_What you have to do:_
Reply only with how many lines contain the word "pixels".

[Items from a dataset]
==============================

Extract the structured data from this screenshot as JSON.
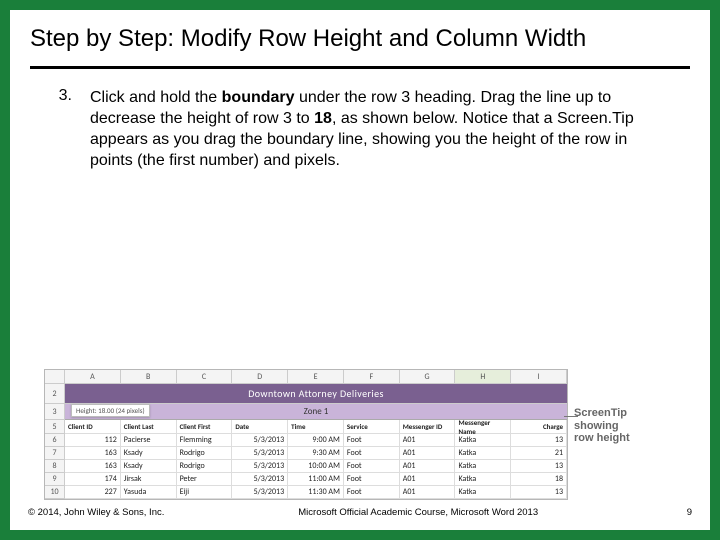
{
  "header": {
    "title": "Step by Step: Modify Row Height and Column Width"
  },
  "step": {
    "number": "3.",
    "p1a": "Click and hold the ",
    "p1b": "boundary",
    "p1c": " under the row 3 heading. Drag the line up to decrease the height of row 3 to ",
    "p1d": "18",
    "p1e": ", as shown below. Notice that a Screen.Tip appears as you drag the boundary line, showing you the height of the row in points (the first number) and pixels."
  },
  "sheet": {
    "cols": [
      "A",
      "B",
      "C",
      "D",
      "E",
      "F",
      "G",
      "H",
      "I"
    ],
    "selcol_index": 7,
    "row_band_num": "2",
    "band_title": "Downtown Attorney Deliveries",
    "zone_row_num": "3",
    "zone_label": "Zone 1",
    "screentip": "Height: 18.00 (24 pixels)",
    "head_row_num": "5",
    "headers": [
      "Client ID",
      "Client Last",
      "Client First",
      "Date",
      "Time",
      "Service",
      "Messenger ID",
      "Messenger Name",
      "Charge"
    ],
    "rows": [
      {
        "num": "6",
        "cells": [
          "112",
          "Pacierse",
          "Flemming",
          "5/3/2013",
          "9:00 AM",
          "Foot",
          "A01",
          "Katka",
          "13"
        ]
      },
      {
        "num": "7",
        "cells": [
          "163",
          "Ksady",
          "Rodrigo",
          "5/3/2013",
          "9:30 AM",
          "Foot",
          "A01",
          "Katka",
          "21"
        ]
      },
      {
        "num": "8",
        "cells": [
          "163",
          "Ksady",
          "Rodrigo",
          "5/3/2013",
          "10:00 AM",
          "Foot",
          "A01",
          "Katka",
          "13"
        ]
      },
      {
        "num": "9",
        "cells": [
          "174",
          "Jirsak",
          "Peter",
          "5/3/2013",
          "11:00 AM",
          "Foot",
          "A01",
          "Katka",
          "18"
        ]
      },
      {
        "num": "10",
        "cells": [
          "227",
          "Yasuda",
          "Eiji",
          "5/3/2013",
          "11:30 AM",
          "Foot",
          "A01",
          "Katka",
          "13"
        ]
      }
    ]
  },
  "callout": {
    "line1": "ScreenTip",
    "line2": "showing",
    "line3": "row height"
  },
  "footer": {
    "left": "© 2014, John Wiley & Sons, Inc.",
    "mid": "Microsoft Official Academic Course, Microsoft Word 2013",
    "page": "9"
  }
}
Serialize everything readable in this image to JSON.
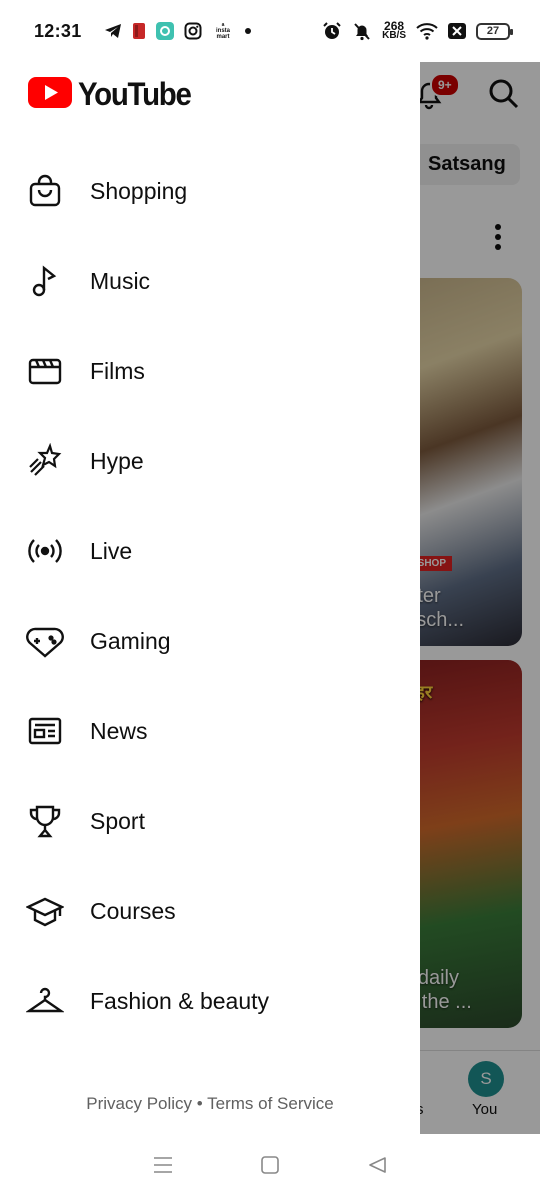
{
  "status_bar": {
    "time": "12:31",
    "speed_value": "268",
    "speed_unit": "KB/S",
    "battery": "27",
    "app_icons": [
      "telegram-icon",
      "red-app-icon",
      "teal-app-icon",
      "instagram-icon",
      "instamart-icon"
    ]
  },
  "background": {
    "chip_label": "Satsang",
    "notification_badge": "9+",
    "card1": {
      "tag": "ER AT SHOP",
      "title_line1": "ounter",
      "title_line2": "ts #sch..."
    },
    "card2": {
      "top_text": "ो बाहर",
      "title_line1": "w's daily",
      "title_line2": "n in the ..."
    },
    "bottom_nav": {
      "partial_label": "s",
      "you_avatar": "S",
      "you_label": "You"
    }
  },
  "drawer": {
    "logo_text": "YouTube",
    "brand_color": "#ff0000",
    "items": [
      {
        "label": "Shopping",
        "icon": "shopping-bag-icon"
      },
      {
        "label": "Music",
        "icon": "music-note-icon"
      },
      {
        "label": "Films",
        "icon": "clapperboard-icon"
      },
      {
        "label": "Hype",
        "icon": "shooting-star-icon"
      },
      {
        "label": "Live",
        "icon": "live-broadcast-icon"
      },
      {
        "label": "Gaming",
        "icon": "gamepad-heart-icon"
      },
      {
        "label": "News",
        "icon": "newspaper-icon"
      },
      {
        "label": "Sport",
        "icon": "trophy-icon"
      },
      {
        "label": "Courses",
        "icon": "graduation-cap-icon"
      },
      {
        "label": "Fashion & beauty",
        "icon": "hanger-icon"
      }
    ],
    "footer": {
      "privacy": "Privacy Policy",
      "separator": "•",
      "terms": "Terms of Service"
    }
  }
}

==============================

_Exercise output:_
2